[Dataset items]
◇ ◇ ◇ ◇ ◇

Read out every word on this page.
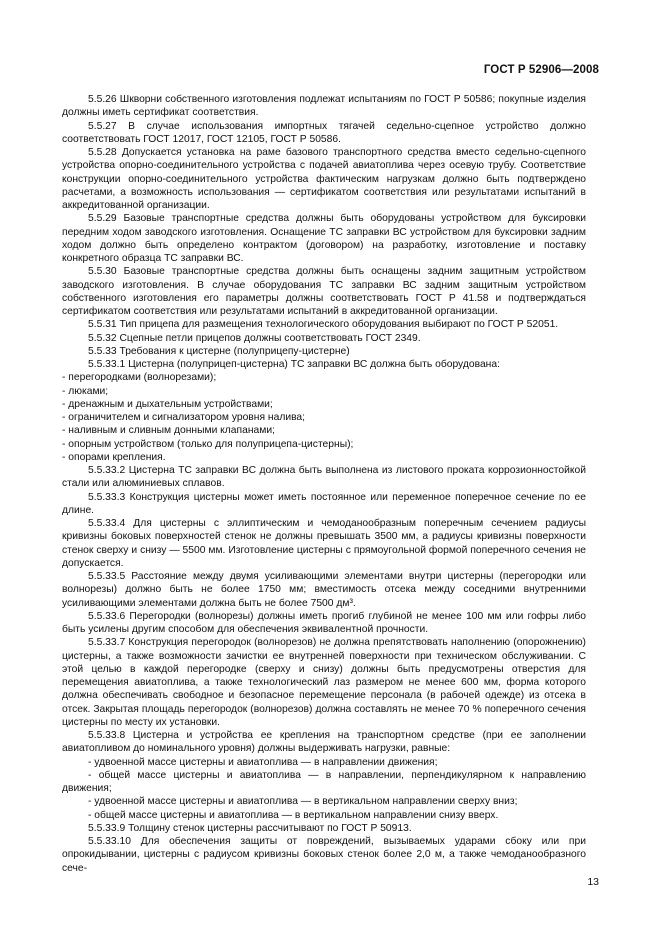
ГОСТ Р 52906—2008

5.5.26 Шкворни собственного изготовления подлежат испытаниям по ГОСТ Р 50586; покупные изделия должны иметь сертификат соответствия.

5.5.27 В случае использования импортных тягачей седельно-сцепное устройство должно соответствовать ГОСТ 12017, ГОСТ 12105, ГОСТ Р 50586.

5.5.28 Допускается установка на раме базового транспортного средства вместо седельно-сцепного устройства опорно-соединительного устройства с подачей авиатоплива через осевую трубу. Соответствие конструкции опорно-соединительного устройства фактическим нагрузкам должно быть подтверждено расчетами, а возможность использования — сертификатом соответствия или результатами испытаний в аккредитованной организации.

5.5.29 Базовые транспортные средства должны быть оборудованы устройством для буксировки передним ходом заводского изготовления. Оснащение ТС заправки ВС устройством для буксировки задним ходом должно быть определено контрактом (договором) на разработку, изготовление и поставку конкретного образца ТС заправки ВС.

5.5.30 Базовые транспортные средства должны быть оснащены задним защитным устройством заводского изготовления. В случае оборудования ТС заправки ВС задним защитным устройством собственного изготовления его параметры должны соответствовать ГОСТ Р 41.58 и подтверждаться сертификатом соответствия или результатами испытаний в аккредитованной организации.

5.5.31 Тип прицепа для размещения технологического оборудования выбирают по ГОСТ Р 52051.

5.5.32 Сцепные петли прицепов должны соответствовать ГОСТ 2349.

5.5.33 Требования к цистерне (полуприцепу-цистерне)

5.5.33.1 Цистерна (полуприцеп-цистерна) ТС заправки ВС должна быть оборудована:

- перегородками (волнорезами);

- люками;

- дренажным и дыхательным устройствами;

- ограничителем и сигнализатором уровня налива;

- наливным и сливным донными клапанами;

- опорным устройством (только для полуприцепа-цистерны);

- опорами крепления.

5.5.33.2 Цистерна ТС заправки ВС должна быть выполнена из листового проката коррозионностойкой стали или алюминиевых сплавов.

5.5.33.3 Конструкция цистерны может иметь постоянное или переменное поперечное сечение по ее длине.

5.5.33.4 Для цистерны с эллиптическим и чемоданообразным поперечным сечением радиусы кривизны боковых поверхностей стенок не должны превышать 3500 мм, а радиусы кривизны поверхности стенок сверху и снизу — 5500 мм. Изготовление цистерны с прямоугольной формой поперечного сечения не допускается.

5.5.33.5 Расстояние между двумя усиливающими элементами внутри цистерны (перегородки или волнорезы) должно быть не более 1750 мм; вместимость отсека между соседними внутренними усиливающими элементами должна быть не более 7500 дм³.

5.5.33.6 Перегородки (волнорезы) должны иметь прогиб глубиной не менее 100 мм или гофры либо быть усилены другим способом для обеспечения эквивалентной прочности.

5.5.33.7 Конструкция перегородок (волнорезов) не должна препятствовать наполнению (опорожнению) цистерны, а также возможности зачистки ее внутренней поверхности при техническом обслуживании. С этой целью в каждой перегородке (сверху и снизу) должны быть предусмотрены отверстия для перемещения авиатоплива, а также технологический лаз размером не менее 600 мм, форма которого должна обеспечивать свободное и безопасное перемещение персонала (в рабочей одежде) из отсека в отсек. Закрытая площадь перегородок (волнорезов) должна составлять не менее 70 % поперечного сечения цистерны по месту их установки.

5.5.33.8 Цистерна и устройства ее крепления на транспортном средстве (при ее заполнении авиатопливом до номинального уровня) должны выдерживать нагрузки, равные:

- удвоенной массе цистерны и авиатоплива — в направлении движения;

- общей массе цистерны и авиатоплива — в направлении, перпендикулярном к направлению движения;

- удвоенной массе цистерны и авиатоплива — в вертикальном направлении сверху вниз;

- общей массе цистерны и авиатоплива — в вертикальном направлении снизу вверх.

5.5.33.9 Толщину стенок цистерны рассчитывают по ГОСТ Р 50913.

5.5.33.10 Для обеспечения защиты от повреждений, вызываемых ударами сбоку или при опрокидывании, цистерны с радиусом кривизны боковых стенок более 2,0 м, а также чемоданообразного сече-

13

◇ ◇ ◇ ◇ ◇

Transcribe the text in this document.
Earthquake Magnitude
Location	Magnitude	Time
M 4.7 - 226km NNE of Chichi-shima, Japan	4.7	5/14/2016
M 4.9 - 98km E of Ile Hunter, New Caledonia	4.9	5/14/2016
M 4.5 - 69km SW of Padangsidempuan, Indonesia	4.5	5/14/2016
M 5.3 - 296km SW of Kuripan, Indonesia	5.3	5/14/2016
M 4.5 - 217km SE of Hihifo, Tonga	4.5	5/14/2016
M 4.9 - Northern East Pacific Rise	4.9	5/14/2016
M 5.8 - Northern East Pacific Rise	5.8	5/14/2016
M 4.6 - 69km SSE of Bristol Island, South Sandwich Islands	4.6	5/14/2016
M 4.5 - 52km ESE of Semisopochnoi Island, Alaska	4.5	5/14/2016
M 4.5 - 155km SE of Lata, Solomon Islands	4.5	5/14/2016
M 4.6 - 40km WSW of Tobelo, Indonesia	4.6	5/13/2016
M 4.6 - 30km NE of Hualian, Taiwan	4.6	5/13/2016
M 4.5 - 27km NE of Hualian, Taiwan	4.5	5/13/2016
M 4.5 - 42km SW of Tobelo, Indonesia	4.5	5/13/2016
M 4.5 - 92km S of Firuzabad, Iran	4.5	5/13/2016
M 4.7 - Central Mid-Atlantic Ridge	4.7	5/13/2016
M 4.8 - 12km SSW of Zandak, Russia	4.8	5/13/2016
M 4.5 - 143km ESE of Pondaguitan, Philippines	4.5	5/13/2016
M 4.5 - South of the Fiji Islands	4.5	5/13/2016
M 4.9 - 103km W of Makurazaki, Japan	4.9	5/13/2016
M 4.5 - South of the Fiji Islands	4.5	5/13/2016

◇ ◇ ◇ ◇ ◇

Your answer should be a single number: the count of lines in the listing that contain the word "крепления".

2